EXERCISE TASK:
Using the data below, repeat all of it precisely.

Collected data entries
■ ■ ■ ■ ■ ■ ■
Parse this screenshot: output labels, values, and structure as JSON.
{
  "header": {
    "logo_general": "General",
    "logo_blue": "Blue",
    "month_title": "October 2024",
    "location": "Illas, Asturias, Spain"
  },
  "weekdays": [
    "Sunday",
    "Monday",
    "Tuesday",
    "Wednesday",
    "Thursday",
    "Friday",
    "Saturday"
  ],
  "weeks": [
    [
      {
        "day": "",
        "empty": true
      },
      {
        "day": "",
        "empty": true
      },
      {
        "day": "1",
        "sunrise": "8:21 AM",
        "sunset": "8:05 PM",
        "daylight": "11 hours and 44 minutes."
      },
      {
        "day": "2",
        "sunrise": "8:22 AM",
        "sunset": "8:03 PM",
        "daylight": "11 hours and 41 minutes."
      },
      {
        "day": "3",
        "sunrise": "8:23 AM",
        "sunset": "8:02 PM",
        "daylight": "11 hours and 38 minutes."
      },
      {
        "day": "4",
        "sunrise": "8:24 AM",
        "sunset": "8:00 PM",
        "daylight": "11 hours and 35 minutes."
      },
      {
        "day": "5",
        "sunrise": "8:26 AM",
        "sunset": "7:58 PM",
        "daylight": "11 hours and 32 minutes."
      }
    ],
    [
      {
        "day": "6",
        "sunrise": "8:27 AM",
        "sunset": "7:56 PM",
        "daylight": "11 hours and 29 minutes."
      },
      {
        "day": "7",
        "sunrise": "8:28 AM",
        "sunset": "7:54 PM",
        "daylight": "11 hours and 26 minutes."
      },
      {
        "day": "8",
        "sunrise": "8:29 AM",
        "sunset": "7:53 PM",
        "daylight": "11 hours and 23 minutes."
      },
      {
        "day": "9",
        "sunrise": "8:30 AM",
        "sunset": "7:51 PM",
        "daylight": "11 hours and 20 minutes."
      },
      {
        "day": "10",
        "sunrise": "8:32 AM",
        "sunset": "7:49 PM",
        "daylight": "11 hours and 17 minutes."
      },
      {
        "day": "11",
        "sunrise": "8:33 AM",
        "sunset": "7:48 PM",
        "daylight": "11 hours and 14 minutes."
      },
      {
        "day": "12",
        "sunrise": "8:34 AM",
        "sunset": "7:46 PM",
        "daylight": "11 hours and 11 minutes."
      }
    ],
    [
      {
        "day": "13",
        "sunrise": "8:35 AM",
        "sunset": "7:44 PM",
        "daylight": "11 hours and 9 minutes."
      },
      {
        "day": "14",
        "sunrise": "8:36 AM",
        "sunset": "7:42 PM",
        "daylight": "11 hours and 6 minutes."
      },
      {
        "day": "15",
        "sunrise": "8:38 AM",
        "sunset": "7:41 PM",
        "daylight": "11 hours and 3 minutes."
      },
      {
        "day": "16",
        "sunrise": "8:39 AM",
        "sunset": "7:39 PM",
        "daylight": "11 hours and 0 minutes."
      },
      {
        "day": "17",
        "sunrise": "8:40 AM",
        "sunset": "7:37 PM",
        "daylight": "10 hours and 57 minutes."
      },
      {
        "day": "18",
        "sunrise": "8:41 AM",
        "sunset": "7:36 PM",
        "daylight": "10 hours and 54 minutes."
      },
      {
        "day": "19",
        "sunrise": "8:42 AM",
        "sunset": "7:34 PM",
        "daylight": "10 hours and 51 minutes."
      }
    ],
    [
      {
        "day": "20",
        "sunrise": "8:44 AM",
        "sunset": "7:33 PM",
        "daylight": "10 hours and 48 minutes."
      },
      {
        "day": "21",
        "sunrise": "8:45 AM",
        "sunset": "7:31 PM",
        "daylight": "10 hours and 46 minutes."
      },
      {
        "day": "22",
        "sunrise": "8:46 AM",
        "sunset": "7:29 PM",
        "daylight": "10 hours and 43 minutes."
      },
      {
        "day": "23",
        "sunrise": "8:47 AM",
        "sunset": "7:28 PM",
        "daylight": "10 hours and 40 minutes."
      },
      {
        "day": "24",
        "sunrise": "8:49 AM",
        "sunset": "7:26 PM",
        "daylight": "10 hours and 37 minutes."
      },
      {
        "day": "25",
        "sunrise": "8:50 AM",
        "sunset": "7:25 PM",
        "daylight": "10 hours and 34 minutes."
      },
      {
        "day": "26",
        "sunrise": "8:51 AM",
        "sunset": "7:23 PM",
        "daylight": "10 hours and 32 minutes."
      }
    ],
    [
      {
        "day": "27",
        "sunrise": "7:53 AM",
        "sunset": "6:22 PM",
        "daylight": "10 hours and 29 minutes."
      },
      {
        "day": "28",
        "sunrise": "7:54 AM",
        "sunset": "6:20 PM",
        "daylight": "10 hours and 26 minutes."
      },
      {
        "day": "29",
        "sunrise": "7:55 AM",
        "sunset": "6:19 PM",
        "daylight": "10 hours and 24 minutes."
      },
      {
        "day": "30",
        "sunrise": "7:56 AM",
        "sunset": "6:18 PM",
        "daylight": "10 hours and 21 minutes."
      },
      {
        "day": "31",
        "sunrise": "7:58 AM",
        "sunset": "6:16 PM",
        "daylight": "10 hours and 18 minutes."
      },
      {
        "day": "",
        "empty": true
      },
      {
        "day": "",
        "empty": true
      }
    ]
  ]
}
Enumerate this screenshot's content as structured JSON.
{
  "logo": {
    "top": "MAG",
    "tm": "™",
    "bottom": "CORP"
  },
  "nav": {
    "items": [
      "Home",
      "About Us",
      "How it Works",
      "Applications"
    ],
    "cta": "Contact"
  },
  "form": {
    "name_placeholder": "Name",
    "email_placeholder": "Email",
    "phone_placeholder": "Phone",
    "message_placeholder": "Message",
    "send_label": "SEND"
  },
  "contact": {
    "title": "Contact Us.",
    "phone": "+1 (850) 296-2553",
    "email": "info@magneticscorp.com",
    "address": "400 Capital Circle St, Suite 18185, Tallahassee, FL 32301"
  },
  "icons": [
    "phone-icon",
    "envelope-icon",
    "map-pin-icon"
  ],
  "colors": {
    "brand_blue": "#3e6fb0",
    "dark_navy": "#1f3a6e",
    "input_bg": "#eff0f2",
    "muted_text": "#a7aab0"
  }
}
■ ■ ■ ■ ■ ■ ■
TASK ANSWER:
Parse this screenshot: output labels, values, and structure as JSON.
{
  "header": {
    "logo_general": "General",
    "logo_blue": "Blue",
    "month_title": "October 2024",
    "location": "Illas, Asturias, Spain"
  },
  "weekdays": [
    "Sunday",
    "Monday",
    "Tuesday",
    "Wednesday",
    "Thursday",
    "Friday",
    "Saturday"
  ],
  "weeks": [
    [
      {
        "day": "",
        "empty": true
      },
      {
        "day": "",
        "empty": true
      },
      {
        "day": "1",
        "sunrise": "8:21 AM",
        "sunset": "8:05 PM",
        "daylight": "11 hours and 44 minutes."
      },
      {
        "day": "2",
        "sunrise": "8:22 AM",
        "sunset": "8:03 PM",
        "daylight": "11 hours and 41 minutes."
      },
      {
        "day": "3",
        "sunrise": "8:23 AM",
        "sunset": "8:02 PM",
        "daylight": "11 hours and 38 minutes."
      },
      {
        "day": "4",
        "sunrise": "8:24 AM",
        "sunset": "8:00 PM",
        "daylight": "11 hours and 35 minutes."
      },
      {
        "day": "5",
        "sunrise": "8:26 AM",
        "sunset": "7:58 PM",
        "daylight": "11 hours and 32 minutes."
      }
    ],
    [
      {
        "day": "6",
        "sunrise": "8:27 AM",
        "sunset": "7:56 PM",
        "daylight": "11 hours and 29 minutes."
      },
      {
        "day": "7",
        "sunrise": "8:28 AM",
        "sunset": "7:54 PM",
        "daylight": "11 hours and 26 minutes."
      },
      {
        "day": "8",
        "sunrise": "8:29 AM",
        "sunset": "7:53 PM",
        "daylight": "11 hours and 23 minutes."
      },
      {
        "day": "9",
        "sunrise": "8:30 AM",
        "sunset": "7:51 PM",
        "daylight": "11 hours and 20 minutes."
      },
      {
        "day": "10",
        "sunrise": "8:32 AM",
        "sunset": "7:49 PM",
        "daylight": "11 hours and 17 minutes."
      },
      {
        "day": "11",
        "sunrise": "8:33 AM",
        "sunset": "7:48 PM",
        "daylight": "11 hours and 14 minutes."
      },
      {
        "day": "12",
        "sunrise": "8:34 AM",
        "sunset": "7:46 PM",
        "daylight": "11 hours and 11 minutes."
      }
    ],
    [
      {
        "day": "13",
        "sunrise": "8:35 AM",
        "sunset": "7:44 PM",
        "daylight": "11 hours and 9 minutes."
      },
      {
        "day": "14",
        "sunrise": "8:36 AM",
        "sunset": "7:42 PM",
        "daylight": "11 hours and 6 minutes."
      },
      {
        "day": "15",
        "sunrise": "8:38 AM",
        "sunset": "7:41 PM",
        "daylight": "11 hours and 3 minutes."
      },
      {
        "day": "16",
        "sunrise": "8:39 AM",
        "sunset": "7:39 PM",
        "daylight": "11 hours and 0 minutes."
      },
      {
        "day": "17",
        "sunrise": "8:40 AM",
        "sunset": "7:37 PM",
        "daylight": "10 hours and 57 minutes."
      },
      {
        "day": "18",
        "sunrise": "8:41 AM",
        "sunset": "7:36 PM",
        "daylight": "10 hours and 54 minutes."
      },
      {
        "day": "19",
        "sunrise": "8:42 AM",
        "sunset": "7:34 PM",
        "daylight": "10 hours and 51 minutes."
      }
    ],
    [
      {
        "day": "20",
        "sunrise": "8:44 AM",
        "sunset": "7:33 PM",
        "daylight": "10 hours and 48 minutes."
      },
      {
        "day": "21",
        "sunrise": "8:45 AM",
        "sunset": "7:31 PM",
        "daylight": "10 hours and 46 minutes."
      },
      {
        "day": "22",
        "sunrise": "8:46 AM",
        "sunset": "7:29 PM",
        "daylight": "10 hours and 43 minutes."
      },
      {
        "day": "23",
        "sunrise": "8:47 AM",
        "sunset": "7:28 PM",
        "daylight": "10 hours and 40 minutes."
      },
      {
        "day": "24",
        "sunrise": "8:49 AM",
        "sunset": "7:26 PM",
        "daylight": "10 hours and 37 minutes."
      },
      {
        "day": "25",
        "sunrise": "8:50 AM",
        "sunset": "7:25 PM",
        "daylight": "10 hours and 34 minutes."
      },
      {
        "day": "26",
        "sunrise": "8:51 AM",
        "sunset": "7:23 PM",
        "daylight": "10 hours and 32 minutes."
      }
    ],
    [
      {
        "day": "27",
        "sunrise": "7:53 AM",
        "sunset": "6:22 PM",
        "daylight": "10 hours and 29 minutes."
      },
      {
        "day": "28",
        "sunrise": "7:54 AM",
        "sunset": "6:20 PM",
        "daylight": "10 hours and 26 minutes."
      },
      {
        "day": "29",
        "sunrise": "7:55 AM",
        "sunset": "6:19 PM",
        "daylight": "10 hours and 24 minutes."
      },
      {
        "day": "30",
        "sunrise": "7:56 AM",
        "sunset": "6:18 PM",
        "daylight": "10 hours and 21 minutes."
      },
      {
        "day": "31",
        "sunrise": "7:58 AM",
        "sunset": "6:16 PM",
        "daylight": "10 hours and 18 minutes."
      },
      {
        "day": "",
        "empty": true
      },
      {
        "day": "",
        "empty": true
      }
    ]
  ]
}
Enumerate this screenshot's content as structured JSON.
{
  "logo": {
    "top": "MAG",
    "tm": "™",
    "bottom": "CORP"
  },
  "nav": {
    "items": [
      "Home",
      "About Us",
      "How it Works",
      "Applications"
    ],
    "cta": "Contact"
  },
  "form": {
    "name_placeholder": "Name",
    "email_placeholder": "Email",
    "phone_placeholder": "Phone",
    "message_placeholder": "Message",
    "send_label": "SEND"
  },
  "contact": {
    "title": "Contact Us.",
    "phone": "+1 (850) 296-2553",
    "email": "info@magneticscorp.com",
    "address": "400 Capital Circle St, Suite 18185, Tallahassee, FL 32301"
  },
  "icons": [
    "phone-icon",
    "envelope-icon",
    "map-pin-icon"
  ],
  "colors": {
    "brand_blue": "#3e6fb0",
    "dark_navy": "#1f3a6e",
    "input_bg": "#eff0f2",
    "muted_text": "#a7aab0"
  }
}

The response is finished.